Aim of the exercise = Pull each line holding "name" out of the entries below.
Start Data section
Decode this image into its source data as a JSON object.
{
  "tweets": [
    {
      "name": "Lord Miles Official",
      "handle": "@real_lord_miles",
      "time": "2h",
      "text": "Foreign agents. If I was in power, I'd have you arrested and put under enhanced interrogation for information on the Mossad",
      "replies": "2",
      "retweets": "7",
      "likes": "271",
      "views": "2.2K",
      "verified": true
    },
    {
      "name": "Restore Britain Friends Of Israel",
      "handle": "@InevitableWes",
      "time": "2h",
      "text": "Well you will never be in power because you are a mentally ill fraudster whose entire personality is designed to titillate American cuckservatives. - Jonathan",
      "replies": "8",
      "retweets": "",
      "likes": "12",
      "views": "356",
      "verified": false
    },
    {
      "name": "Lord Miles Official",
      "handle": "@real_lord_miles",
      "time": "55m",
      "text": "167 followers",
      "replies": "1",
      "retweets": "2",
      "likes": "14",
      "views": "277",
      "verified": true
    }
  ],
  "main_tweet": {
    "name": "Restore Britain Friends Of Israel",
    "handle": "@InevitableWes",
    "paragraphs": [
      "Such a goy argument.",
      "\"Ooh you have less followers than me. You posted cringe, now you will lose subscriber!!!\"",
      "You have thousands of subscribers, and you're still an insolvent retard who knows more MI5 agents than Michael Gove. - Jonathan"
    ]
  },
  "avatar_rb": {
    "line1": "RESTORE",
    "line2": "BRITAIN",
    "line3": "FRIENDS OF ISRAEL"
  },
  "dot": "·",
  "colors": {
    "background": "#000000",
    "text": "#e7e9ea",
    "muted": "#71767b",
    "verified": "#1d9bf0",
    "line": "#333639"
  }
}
End Data section
Written solution =
      "name": "Lord Miles Official",
      "name": "Restore Britain Friends Of Israel",
      "name": "Lord Miles Official",
    "name": "Restore Britain Friends Of Israel",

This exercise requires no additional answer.